Text:
_ _ _
# can a dart frog be too wet?



## Guest (Mar 22, 2006)

Ok, still having the same problem with some of my froglets...blister-like bumps on their heads. Took them to the vet, they took a sample of it, and saw nothing. Fecal was normal too.

Now I have another theory, was wondering if anyone could tell me if it's possible. Half of my froglets were at my mom's place and half at my house cause I'm in the middle of moving them. So today I brought the rest of the froglets home. The froglets at my house, I had changed their sphagnum moss in the containers, the ones from her house she had not changed in a while and they seemed really wet. I suppose she mists them more than I do. So I was wondering, could a frog be too wet? The reason I thought this was I had two with blisters at my house (the blisters developed before I changed their substrate) and the bumps look smaller now. The ones that are in the older, wetter substrate have really big bumps that seem to be multiplying. Any input?

I'm trying to figure this out before I resort to having a necropsy done cause I really can't afford it...and besides, the fecal was normal and the fluid in the blisters doesn't show anything...so I'd hate to pay for a necropsy and get the same results again...nothing.

Becky


----------



## Dancing frogs (Feb 20, 2004)

Well, if you look through the bottom of the container, and there is standing water, there is probably too much moisture (just my opinion).


----------



## kleinhanz (Oct 18, 2004)

Here is an interesting thread which touches on the topic of fertilizers and other potentially harmful substances found in some store-bought sphagnum moss. Might be a clue to your frogs bumps, but then again, it could be a host of other things. Just something to rule out if possible.

http://www.dendroboard.com/phpBB2/viewtopic.php?t=13779


----------
_ _ _
Source information:
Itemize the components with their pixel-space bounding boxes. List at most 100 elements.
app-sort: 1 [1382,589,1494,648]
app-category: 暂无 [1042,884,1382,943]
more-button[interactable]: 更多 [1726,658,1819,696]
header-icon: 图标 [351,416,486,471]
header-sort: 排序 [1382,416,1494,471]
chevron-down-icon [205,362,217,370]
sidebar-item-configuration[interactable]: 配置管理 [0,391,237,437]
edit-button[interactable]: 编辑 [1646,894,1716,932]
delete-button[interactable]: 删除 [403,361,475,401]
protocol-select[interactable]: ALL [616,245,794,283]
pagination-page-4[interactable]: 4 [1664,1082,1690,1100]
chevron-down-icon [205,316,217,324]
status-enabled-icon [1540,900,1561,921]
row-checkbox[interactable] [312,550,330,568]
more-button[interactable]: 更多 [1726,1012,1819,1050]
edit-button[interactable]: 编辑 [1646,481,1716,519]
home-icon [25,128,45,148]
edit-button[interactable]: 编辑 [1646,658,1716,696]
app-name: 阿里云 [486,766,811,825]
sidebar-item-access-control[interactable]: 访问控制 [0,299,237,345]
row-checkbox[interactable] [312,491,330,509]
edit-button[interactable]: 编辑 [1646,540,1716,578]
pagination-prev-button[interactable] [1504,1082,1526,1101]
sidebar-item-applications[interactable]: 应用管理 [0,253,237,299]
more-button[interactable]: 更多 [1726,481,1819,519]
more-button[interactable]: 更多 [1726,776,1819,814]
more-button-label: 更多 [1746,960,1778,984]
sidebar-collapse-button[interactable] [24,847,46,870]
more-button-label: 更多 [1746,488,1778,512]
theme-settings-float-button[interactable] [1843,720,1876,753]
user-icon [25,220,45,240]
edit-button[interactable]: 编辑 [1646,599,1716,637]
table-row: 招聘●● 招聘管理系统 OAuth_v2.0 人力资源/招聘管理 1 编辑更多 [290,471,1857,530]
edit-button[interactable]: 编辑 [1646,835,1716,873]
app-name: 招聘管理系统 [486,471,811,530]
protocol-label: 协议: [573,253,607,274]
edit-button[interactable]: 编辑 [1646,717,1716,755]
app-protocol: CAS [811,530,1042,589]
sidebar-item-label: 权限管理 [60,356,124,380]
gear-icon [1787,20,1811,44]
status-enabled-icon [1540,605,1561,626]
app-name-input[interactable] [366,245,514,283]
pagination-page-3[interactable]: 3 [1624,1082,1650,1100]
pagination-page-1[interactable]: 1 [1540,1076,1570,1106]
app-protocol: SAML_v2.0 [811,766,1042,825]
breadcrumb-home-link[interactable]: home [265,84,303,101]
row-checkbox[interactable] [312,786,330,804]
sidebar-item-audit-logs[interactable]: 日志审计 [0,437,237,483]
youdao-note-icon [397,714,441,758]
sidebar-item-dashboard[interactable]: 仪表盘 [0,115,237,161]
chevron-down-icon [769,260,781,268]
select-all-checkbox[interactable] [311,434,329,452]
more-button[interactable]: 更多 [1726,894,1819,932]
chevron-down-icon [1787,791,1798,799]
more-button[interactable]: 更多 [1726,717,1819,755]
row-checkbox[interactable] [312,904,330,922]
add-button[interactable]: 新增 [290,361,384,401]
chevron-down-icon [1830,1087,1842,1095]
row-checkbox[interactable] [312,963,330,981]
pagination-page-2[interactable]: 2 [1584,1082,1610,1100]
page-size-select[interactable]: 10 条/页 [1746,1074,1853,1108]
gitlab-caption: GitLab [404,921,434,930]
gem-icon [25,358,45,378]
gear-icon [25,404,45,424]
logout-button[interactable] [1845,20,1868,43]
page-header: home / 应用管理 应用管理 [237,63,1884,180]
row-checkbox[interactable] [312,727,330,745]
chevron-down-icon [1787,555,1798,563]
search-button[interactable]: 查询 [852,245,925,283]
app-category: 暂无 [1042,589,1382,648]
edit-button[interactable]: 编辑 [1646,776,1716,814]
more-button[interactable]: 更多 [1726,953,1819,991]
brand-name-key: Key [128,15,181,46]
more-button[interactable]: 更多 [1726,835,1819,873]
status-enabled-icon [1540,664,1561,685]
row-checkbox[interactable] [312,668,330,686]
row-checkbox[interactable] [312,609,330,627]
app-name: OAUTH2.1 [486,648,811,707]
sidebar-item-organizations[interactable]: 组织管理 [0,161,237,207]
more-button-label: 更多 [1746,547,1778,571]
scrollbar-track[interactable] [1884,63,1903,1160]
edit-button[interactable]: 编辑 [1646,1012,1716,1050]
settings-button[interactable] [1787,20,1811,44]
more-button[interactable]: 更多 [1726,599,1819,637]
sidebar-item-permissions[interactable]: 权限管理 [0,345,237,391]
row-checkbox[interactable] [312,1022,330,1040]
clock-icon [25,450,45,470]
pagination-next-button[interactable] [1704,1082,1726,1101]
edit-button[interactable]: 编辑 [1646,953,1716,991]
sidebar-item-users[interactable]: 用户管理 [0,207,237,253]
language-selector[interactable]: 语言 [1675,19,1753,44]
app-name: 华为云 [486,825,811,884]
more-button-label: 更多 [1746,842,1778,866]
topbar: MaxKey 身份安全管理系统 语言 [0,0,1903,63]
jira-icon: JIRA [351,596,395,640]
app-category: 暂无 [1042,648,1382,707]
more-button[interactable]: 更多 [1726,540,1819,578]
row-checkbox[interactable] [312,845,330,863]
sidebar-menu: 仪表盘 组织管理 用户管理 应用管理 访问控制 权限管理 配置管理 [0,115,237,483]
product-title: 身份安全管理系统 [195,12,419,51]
_ _ _
The problem: Copy the part of the dart frog thread between "Here is an interesting" and "out if possible.", inclusive. The lines are separate from the dart frog thread.

Finished exercise:
Here is an interesting thread which touches on the topic of fertilizers and other potentially harmful substances found in some store-bought sphagnum moss. Might be a clue to your frogs bumps, but then again, it could be a host of other things. Just something to rule out if possible.